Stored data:
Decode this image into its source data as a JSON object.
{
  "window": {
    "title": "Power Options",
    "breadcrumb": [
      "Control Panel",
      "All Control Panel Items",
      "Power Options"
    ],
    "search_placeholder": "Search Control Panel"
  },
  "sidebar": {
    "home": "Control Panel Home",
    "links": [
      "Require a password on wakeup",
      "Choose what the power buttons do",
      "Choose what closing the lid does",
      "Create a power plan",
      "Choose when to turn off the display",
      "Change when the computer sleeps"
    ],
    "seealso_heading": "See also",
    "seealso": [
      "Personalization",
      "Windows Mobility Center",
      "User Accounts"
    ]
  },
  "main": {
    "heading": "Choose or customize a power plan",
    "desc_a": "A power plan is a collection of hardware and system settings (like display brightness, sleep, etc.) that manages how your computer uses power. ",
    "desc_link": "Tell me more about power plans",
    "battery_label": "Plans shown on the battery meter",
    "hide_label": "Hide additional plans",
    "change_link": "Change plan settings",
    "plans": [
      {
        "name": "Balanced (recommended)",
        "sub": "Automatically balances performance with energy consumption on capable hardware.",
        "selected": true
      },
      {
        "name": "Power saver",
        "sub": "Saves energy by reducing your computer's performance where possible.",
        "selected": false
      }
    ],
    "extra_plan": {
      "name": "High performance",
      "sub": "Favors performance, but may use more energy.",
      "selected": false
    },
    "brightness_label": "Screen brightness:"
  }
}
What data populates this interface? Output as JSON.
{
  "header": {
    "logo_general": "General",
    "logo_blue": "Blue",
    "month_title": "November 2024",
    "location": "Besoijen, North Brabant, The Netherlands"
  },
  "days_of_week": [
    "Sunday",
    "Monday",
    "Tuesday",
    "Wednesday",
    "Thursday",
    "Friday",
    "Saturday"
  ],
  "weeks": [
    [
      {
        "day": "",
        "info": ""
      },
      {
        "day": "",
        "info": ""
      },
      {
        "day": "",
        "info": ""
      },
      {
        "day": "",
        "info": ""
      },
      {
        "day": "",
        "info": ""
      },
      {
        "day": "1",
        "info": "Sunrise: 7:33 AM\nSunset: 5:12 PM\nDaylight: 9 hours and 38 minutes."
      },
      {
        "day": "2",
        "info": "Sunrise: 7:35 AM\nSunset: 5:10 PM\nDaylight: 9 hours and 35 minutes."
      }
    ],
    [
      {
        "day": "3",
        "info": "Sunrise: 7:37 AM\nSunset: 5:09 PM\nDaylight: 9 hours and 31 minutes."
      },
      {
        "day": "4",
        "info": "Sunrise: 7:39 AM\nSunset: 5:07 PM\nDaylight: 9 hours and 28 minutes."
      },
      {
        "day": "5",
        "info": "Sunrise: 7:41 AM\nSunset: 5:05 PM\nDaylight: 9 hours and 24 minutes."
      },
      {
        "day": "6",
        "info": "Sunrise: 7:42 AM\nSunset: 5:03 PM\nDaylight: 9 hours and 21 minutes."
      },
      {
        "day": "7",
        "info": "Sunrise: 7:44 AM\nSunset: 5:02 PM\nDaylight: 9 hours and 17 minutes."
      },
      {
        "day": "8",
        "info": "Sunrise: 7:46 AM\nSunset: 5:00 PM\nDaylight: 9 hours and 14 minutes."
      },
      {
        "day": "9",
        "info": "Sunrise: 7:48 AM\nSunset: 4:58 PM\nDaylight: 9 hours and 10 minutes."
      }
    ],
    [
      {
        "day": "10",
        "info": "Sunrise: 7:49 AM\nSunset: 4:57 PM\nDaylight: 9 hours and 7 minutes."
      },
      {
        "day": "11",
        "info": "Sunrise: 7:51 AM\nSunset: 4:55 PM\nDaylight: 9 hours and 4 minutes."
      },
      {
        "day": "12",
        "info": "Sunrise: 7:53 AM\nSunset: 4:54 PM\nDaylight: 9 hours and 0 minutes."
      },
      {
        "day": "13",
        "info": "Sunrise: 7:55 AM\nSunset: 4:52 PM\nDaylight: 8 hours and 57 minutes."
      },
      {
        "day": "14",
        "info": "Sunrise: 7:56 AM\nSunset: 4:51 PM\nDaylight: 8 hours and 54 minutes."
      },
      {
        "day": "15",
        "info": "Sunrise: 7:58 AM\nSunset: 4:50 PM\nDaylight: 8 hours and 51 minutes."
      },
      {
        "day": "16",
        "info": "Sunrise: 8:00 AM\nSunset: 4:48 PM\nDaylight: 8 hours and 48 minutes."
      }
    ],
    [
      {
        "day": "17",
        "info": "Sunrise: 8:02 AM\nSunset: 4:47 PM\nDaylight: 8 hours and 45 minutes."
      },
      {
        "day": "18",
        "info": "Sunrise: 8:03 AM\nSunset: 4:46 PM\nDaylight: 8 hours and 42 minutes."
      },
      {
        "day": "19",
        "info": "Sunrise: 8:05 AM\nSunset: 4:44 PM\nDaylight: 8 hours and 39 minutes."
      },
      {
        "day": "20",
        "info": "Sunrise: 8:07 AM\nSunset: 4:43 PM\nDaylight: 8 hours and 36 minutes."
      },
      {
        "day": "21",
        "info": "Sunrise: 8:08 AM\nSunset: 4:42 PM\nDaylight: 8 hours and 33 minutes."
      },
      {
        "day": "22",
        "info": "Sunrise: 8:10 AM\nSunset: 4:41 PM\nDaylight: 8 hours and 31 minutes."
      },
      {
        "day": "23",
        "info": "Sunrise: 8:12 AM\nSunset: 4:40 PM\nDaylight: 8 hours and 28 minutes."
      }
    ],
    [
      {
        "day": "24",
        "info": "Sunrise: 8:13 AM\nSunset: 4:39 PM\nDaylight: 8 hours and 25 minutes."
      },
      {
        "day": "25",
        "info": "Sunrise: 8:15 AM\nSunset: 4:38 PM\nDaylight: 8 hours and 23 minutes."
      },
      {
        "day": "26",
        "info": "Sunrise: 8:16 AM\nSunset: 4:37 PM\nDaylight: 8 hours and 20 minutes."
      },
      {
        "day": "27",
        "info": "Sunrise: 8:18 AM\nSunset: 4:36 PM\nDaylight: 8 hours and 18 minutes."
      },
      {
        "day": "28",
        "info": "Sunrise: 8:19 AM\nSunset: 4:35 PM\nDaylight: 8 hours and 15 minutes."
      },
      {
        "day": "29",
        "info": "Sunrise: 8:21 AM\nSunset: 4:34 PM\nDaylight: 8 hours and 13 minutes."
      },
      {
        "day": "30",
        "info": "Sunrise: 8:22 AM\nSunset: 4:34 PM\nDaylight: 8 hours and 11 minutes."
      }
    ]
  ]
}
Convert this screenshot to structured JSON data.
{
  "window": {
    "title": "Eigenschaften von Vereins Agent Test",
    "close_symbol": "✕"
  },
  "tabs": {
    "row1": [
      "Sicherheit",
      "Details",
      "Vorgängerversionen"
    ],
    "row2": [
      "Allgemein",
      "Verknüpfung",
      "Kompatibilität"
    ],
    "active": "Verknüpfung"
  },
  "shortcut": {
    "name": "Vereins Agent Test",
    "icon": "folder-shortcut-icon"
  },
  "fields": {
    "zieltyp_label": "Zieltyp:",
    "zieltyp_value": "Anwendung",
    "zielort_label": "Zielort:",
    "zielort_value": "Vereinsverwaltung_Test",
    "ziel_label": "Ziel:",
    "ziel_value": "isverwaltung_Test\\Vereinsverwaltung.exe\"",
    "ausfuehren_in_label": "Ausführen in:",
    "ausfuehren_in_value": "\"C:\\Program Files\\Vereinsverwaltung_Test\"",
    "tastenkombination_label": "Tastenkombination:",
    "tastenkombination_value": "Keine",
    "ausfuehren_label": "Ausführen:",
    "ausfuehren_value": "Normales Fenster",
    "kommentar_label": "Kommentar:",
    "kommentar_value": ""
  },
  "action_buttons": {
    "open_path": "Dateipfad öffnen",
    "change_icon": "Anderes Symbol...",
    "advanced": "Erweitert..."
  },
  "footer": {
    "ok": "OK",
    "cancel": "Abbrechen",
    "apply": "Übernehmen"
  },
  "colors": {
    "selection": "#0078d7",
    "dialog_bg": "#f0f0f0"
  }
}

WHAT THE TASK REQUIRES:
Keep only those lines of the records that hold "name", and return them.

EXERCISE OUTPUT:
        "name": "Balanced (recommended)",
        "name": "Power saver",
      "name": "High performance",
    "name": "Vereins Agent Test",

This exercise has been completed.